## GIVEN EXERCISE
What is the number of lines holding the word "Ecologizare"? Write that number and nothing else.

+---+

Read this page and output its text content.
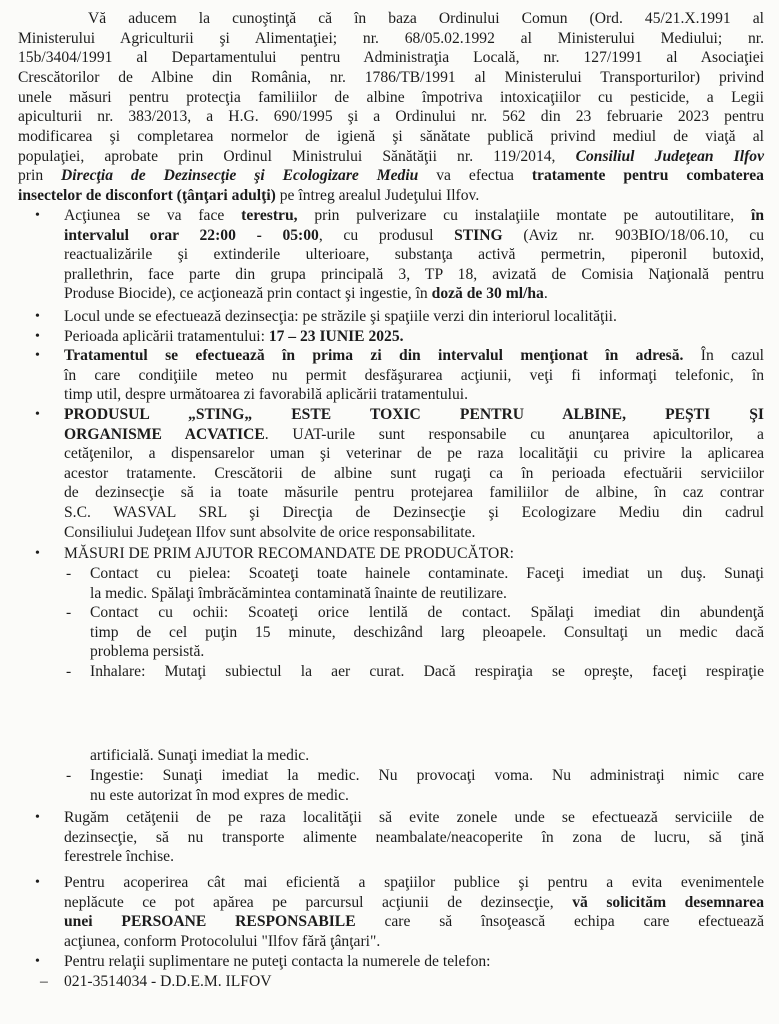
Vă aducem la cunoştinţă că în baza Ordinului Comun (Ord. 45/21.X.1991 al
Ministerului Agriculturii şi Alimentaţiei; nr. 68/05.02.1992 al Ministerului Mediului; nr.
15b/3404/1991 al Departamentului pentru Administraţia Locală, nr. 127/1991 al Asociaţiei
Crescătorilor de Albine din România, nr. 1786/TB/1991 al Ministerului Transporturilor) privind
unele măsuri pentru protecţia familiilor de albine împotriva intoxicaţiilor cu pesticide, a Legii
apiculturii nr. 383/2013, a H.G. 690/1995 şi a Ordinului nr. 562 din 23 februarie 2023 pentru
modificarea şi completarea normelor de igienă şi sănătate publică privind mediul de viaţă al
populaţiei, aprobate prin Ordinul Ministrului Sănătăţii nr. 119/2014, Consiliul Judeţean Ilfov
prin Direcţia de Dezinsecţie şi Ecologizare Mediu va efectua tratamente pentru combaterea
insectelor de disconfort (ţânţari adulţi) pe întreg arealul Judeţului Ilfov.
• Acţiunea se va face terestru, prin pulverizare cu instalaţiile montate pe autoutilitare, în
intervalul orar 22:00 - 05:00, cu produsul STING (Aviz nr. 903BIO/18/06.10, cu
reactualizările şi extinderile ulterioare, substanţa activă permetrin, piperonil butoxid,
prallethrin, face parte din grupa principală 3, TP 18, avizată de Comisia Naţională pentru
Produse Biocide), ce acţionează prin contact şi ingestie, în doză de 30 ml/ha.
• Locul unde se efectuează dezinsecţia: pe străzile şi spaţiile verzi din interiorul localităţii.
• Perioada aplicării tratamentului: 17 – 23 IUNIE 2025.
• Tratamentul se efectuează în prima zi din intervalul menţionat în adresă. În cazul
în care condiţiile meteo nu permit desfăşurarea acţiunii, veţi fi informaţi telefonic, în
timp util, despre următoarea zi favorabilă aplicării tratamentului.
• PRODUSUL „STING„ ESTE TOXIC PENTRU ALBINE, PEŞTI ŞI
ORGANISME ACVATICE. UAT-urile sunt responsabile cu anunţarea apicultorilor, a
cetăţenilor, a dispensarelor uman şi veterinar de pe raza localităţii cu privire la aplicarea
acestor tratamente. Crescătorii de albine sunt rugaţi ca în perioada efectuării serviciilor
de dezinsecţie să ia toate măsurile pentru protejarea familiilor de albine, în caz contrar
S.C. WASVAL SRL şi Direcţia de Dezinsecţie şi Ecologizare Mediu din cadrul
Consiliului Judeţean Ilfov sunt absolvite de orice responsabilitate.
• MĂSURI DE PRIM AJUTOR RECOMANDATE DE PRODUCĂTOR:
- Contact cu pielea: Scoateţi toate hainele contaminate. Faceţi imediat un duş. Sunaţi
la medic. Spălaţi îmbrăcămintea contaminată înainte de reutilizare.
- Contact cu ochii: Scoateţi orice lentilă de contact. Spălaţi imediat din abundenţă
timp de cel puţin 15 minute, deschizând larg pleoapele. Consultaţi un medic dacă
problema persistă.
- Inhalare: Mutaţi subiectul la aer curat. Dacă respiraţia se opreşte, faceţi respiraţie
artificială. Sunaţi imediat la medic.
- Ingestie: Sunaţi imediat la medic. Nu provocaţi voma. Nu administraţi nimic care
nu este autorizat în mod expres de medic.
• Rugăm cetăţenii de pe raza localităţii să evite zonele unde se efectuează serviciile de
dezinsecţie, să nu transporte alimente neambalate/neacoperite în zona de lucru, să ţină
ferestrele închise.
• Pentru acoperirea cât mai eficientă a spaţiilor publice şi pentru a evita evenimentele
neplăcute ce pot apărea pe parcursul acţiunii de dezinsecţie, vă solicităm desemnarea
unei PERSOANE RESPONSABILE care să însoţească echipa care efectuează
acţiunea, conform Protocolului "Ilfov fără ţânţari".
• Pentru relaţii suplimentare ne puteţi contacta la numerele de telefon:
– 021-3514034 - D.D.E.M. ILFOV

+---+

## FINAL RESULT
2